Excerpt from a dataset

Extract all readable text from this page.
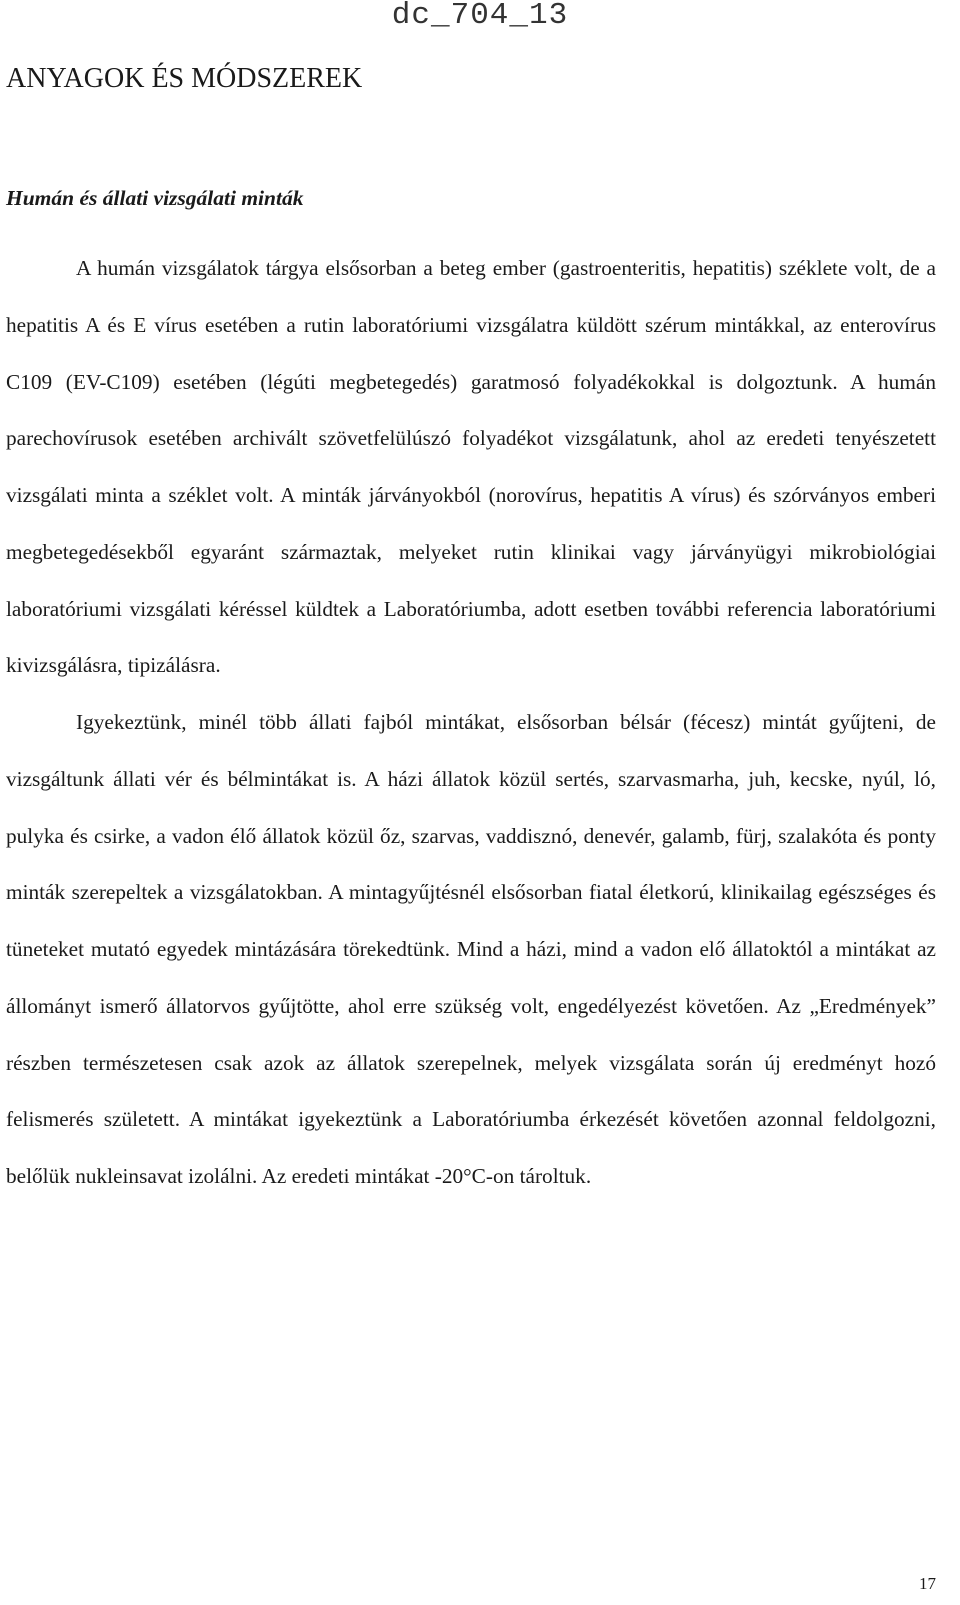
dc_704_13
ANYAGOK ÉS MÓDSZEREK
Humán és állati vizsgálati minták

A humán vizsgálatok tárgya elsősorban a beteg ember (gastroenteritis, hepatitis) széklete volt, de a hepatitis A és E vírus esetében a rutin laboratóriumi vizsgálatra küldött szérum mintákkal, az enterovírus C109 (EV-C109) esetében (légúti megbetegedés) garatmosó folyadékokkal is dolgoztunk. A humán parechovírusok esetében archivált szövetfelülúszó folyadékot vizsgálatunk, ahol az eredeti tenyészetett vizsgálati minta a széklet volt. A minták járványokból (norovírus, hepatitis A vírus) és szórványos emberi megbetegedésekből egyaránt származtak, melyeket rutin klinikai vagy járványügyi mikrobiológiai laboratóriumi vizsgálati kéréssel küldtek a Laboratóriumba, adott esetben további referencia laboratóriumi kivizsgálásra, tipizálásra.

Igyekeztünk, minél több állati fajból mintákat, elsősorban bélsár (fécesz) mintát gyűjteni, de vizsgáltunk állati vér és bélmintákat is. A házi állatok közül sertés, szarvasmarha, juh, kecske, nyúl, ló, pulyka és csirke, a vadon élő állatok közül őz, szarvas, vaddisznó, denevér, galamb, fürj, szalakóta és ponty minták szerepeltek a vizsgálatokban. A mintagyűjtésnél elsősorban fiatal életkorú, klinikailag egészséges és tüneteket mutató egyedek mintázására törekedtünk. Mind a házi, mind a vadon elő állatoktól a mintákat az állományt ismerő állatorvos gyűjtötte, ahol erre szükség volt, engedélyezést követően. Az „Eredmények” részben természetesen csak azok az állatok szerepelnek, melyek vizsgálata során új eredményt hozó felismerés született. A mintákat igyekeztünk a Laboratóriumba érkezését követően azonnal feldolgozni, belőlük nukleinsavat izolálni. Az eredeti mintákat -20°C-on tároltuk.

17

» **Work to complete**
Every line of text is to be repeated exactly; pictures are left out.

» **Response to this exercise**
Extract all readable text from this page.
dc_704_13
ANYAGOK ÉS MÓDSZEREK
Humán és állati vizsgálati minták

A humán vizsgálatok tárgya elsősorban a beteg ember (gastroenteritis, hepatitis) széklete volt, de a hepatitis A és E vírus esetében a rutin laboratóriumi vizsgálatra küldött szérum mintákkal, az enterovírus C109 (EV-C109) esetében (légúti megbetegedés) garatmosó folyadékokkal is dolgoztunk. A humán parechovírusok esetében archivált szövetfelülúszó folyadékot vizsgálatunk, ahol az eredeti tenyészetett vizsgálati minta a széklet volt. A minták járványokból (norovírus, hepatitis A vírus) és szórványos emberi megbetegedésekből egyaránt származtak, melyeket rutin klinikai vagy járványügyi mikrobiológiai laboratóriumi vizsgálati kéréssel küldtek a Laboratóriumba, adott esetben további referencia laboratóriumi kivizsgálásra, tipizálásra.

Igyekeztünk, minél több állati fajból mintákat, elsősorban bélsár (fécesz) mintát gyűjteni, de vizsgáltunk állati vér és bélmintákat is. A házi állatok közül sertés, szarvasmarha, juh, kecske, nyúl, ló, pulyka és csirke, a vadon élő állatok közül őz, szarvas, vaddisznó, denevér, galamb, fürj, szalakóta és ponty minták szerepeltek a vizsgálatokban. A mintagyűjtésnél elsősorban fiatal életkorú, klinikailag egészséges és tüneteket mutató egyedek mintázására törekedtünk. Mind a házi, mind a vadon elő állatoktól a mintákat az állományt ismerő állatorvos gyűjtötte, ahol erre szükség volt, engedélyezést követően. Az „Eredmények” részben természetesen csak azok az állatok szerepelnek, melyek vizsgálata során új eredményt hozó felismerés született. A mintákat igyekeztünk a Laboratóriumba érkezését követően azonnal feldolgozni, belőlük nukleinsavat izolálni. Az eredeti mintákat -20°C-on tároltuk.

17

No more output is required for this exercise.